Task objective:
Copy every entry precisely.

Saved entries
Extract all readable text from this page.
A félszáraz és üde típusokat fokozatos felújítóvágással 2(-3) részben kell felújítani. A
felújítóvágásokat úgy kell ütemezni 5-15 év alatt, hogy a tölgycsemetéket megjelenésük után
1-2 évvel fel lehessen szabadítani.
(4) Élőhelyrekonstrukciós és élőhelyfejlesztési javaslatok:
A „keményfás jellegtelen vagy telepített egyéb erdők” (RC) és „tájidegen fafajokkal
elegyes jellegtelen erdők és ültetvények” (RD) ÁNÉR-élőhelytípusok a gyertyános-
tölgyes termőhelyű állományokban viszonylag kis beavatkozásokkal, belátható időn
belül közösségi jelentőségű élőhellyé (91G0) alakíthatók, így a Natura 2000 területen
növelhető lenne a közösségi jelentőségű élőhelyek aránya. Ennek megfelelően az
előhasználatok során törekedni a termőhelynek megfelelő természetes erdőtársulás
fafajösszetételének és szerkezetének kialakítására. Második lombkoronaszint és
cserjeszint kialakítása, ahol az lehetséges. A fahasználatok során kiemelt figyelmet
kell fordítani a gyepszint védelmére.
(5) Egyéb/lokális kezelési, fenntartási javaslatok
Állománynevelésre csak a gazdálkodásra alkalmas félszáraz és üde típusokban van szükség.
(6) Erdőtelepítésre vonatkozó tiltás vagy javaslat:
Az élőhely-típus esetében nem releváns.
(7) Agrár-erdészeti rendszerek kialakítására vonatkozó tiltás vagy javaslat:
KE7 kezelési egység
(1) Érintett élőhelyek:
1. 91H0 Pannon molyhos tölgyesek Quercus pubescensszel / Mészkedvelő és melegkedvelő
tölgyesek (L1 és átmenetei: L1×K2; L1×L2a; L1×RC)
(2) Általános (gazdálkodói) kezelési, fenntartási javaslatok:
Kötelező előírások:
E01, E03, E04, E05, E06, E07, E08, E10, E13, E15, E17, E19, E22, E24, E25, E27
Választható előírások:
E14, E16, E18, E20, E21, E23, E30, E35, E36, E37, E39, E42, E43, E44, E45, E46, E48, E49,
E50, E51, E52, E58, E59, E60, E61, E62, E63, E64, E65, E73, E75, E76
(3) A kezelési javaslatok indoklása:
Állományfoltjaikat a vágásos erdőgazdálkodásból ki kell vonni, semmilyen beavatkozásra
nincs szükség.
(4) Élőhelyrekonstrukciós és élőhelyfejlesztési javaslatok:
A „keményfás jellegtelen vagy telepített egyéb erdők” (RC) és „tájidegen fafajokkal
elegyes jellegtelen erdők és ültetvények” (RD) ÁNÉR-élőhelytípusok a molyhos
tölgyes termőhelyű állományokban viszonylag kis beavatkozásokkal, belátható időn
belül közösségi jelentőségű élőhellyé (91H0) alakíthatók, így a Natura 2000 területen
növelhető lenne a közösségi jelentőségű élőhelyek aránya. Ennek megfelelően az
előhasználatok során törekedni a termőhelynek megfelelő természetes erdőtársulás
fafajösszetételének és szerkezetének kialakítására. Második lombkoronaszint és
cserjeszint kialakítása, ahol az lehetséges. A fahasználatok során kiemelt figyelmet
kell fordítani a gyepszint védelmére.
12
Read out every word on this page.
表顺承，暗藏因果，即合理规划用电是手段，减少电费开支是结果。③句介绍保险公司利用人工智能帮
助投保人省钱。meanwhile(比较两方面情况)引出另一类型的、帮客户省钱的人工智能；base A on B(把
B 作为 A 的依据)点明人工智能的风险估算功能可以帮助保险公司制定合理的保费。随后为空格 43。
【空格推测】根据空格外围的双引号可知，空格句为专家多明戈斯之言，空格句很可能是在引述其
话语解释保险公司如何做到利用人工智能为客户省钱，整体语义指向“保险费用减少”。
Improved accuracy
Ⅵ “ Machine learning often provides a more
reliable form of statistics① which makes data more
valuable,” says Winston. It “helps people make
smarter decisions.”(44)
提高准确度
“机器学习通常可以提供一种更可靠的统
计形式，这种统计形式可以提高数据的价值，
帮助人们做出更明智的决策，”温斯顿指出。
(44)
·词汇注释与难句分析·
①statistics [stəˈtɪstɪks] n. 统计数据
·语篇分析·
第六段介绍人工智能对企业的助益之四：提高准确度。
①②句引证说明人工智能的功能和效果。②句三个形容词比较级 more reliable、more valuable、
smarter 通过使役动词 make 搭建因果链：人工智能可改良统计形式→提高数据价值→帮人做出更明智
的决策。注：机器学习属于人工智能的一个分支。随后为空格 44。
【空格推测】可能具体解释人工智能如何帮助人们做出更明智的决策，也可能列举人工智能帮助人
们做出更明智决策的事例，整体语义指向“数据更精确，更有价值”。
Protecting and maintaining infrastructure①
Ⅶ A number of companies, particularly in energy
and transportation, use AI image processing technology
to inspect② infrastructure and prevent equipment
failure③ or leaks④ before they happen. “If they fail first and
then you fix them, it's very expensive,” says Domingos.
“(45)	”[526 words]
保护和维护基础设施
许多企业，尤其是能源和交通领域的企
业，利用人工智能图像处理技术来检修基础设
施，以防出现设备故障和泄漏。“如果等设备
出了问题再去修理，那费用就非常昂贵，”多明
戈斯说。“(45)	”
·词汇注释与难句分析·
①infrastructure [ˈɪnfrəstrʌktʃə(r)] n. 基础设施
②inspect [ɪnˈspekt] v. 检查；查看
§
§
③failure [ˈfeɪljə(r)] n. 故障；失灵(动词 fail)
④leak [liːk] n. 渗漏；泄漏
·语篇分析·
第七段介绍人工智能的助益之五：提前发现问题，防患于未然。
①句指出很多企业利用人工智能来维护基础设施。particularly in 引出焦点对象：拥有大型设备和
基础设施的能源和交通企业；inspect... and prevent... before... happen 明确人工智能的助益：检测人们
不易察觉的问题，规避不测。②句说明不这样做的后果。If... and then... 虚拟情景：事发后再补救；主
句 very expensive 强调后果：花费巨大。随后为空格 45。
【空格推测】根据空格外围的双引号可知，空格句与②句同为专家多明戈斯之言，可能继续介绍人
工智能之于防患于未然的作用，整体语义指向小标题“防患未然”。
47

The solution:
Extract all readable text from this page.
A félszáraz és üde típusokat fokozatos felújítóvágással 2(-3) részben kell felújítani. A
felújítóvágásokat úgy kell ütemezni 5-15 év alatt, hogy a tölgycsemetéket megjelenésük után
1-2 évvel fel lehessen szabadítani.
(4) Élőhelyrekonstrukciós és élőhelyfejlesztési javaslatok:
A „keményfás jellegtelen vagy telepített egyéb erdők” (RC) és „tájidegen fafajokkal
elegyes jellegtelen erdők és ültetvények” (RD) ÁNÉR-élőhelytípusok a gyertyános-
tölgyes termőhelyű állományokban viszonylag kis beavatkozásokkal, belátható időn
belül közösségi jelentőségű élőhellyé (91G0) alakíthatók, így a Natura 2000 területen
növelhető lenne a közösségi jelentőségű élőhelyek aránya. Ennek megfelelően az
előhasználatok során törekedni a termőhelynek megfelelő természetes erdőtársulás
fafajösszetételének és szerkezetének kialakítására. Második lombkoronaszint és
cserjeszint kialakítása, ahol az lehetséges. A fahasználatok során kiemelt figyelmet
kell fordítani a gyepszint védelmére.
(5) Egyéb/lokális kezelési, fenntartási javaslatok
Állománynevelésre csak a gazdálkodásra alkalmas félszáraz és üde típusokban van szükség.
(6) Erdőtelepítésre vonatkozó tiltás vagy javaslat:
Az élőhely-típus esetében nem releváns.
(7) Agrár-erdészeti rendszerek kialakítására vonatkozó tiltás vagy javaslat:
KE7 kezelési egység
(1) Érintett élőhelyek:
1. 91H0 Pannon molyhos tölgyesek Quercus pubescensszel / Mészkedvelő és melegkedvelő
tölgyesek (L1 és átmenetei: L1×K2; L1×L2a; L1×RC)
(2) Általános (gazdálkodói) kezelési, fenntartási javaslatok:
Kötelező előírások:
E01, E03, E04, E05, E06, E07, E08, E10, E13, E15, E17, E19, E22, E24, E25, E27
Választható előírások:
E14, E16, E18, E20, E21, E23, E30, E35, E36, E37, E39, E42, E43, E44, E45, E46, E48, E49,
E50, E51, E52, E58, E59, E60, E61, E62, E63, E64, E65, E73, E75, E76
(3) A kezelési javaslatok indoklása:
Állományfoltjaikat a vágásos erdőgazdálkodásból ki kell vonni, semmilyen beavatkozásra
nincs szükség.
(4) Élőhelyrekonstrukciós és élőhelyfejlesztési javaslatok:
A „keményfás jellegtelen vagy telepített egyéb erdők” (RC) és „tájidegen fafajokkal
elegyes jellegtelen erdők és ültetvények” (RD) ÁNÉR-élőhelytípusok a molyhos
tölgyes termőhelyű állományokban viszonylag kis beavatkozásokkal, belátható időn
belül közösségi jelentőségű élőhellyé (91H0) alakíthatók, így a Natura 2000 területen
növelhető lenne a közösségi jelentőségű élőhelyek aránya. Ennek megfelelően az
előhasználatok során törekedni a termőhelynek megfelelő természetes erdőtársulás
fafajösszetételének és szerkezetének kialakítására. Második lombkoronaszint és
cserjeszint kialakítása, ahol az lehetséges. A fahasználatok során kiemelt figyelmet
kell fordítani a gyepszint védelmére.
12
Read out every word on this page.
表顺承，暗藏因果，即合理规划用电是手段，减少电费开支是结果。③句介绍保险公司利用人工智能帮
助投保人省钱。meanwhile(比较两方面情况)引出另一类型的、帮客户省钱的人工智能；base A on B(把
B 作为 A 的依据)点明人工智能的风险估算功能可以帮助保险公司制定合理的保费。随后为空格 43。
【空格推测】根据空格外围的双引号可知，空格句为专家多明戈斯之言，空格句很可能是在引述其
话语解释保险公司如何做到利用人工智能为客户省钱，整体语义指向“保险费用减少”。
Improved accuracy
Ⅵ “ Machine learning often provides a more
reliable form of statistics① which makes data more
valuable,” says Winston. It “helps people make
smarter decisions.”(44)
提高准确度
“机器学习通常可以提供一种更可靠的统
计形式，这种统计形式可以提高数据的价值，
帮助人们做出更明智的决策，”温斯顿指出。
(44)
·词汇注释与难句分析·
①statistics [stəˈtɪstɪks] n. 统计数据
·语篇分析·
第六段介绍人工智能对企业的助益之四：提高准确度。
①②句引证说明人工智能的功能和效果。②句三个形容词比较级 more reliable、more valuable、
smarter 通过使役动词 make 搭建因果链：人工智能可改良统计形式→提高数据价值→帮人做出更明智
的决策。注：机器学习属于人工智能的一个分支。随后为空格 44。
【空格推测】可能具体解释人工智能如何帮助人们做出更明智的决策，也可能列举人工智能帮助人
们做出更明智决策的事例，整体语义指向“数据更精确，更有价值”。
Protecting and maintaining infrastructure①
Ⅶ A number of companies, particularly in energy
and transportation, use AI image processing technology
to inspect② infrastructure and prevent equipment
failure③ or leaks④ before they happen. “If they fail first and
then you fix them, it's very expensive,” says Domingos.
“(45)	”[526 words]
保护和维护基础设施
许多企业，尤其是能源和交通领域的企
业，利用人工智能图像处理技术来检修基础设
施，以防出现设备故障和泄漏。“如果等设备
出了问题再去修理，那费用就非常昂贵，”多明
戈斯说。“(45)	”
·词汇注释与难句分析·
①infrastructure [ˈɪnfrəstrʌktʃə(r)] n. 基础设施
②inspect [ɪnˈspekt] v. 检查；查看
§
§
③failure [ˈfeɪljə(r)] n. 故障；失灵(动词 fail)
④leak [liːk] n. 渗漏；泄漏
·语篇分析·
第七段介绍人工智能的助益之五：提前发现问题，防患于未然。
①句指出很多企业利用人工智能来维护基础设施。particularly in 引出焦点对象：拥有大型设备和
基础设施的能源和交通企业；inspect... and prevent... before... happen 明确人工智能的助益：检测人们
不易察觉的问题，规避不测。②句说明不这样做的后果。If... and then... 虚拟情景：事发后再补救；主
句 very expensive 强调后果：花费巨大。随后为空格 45。
【空格推测】根据空格外围的双引号可知，空格句与②句同为专家多明戈斯之言，可能继续介绍人
工智能之于防患于未然的作用，整体语义指向小标题“防患未然”。
47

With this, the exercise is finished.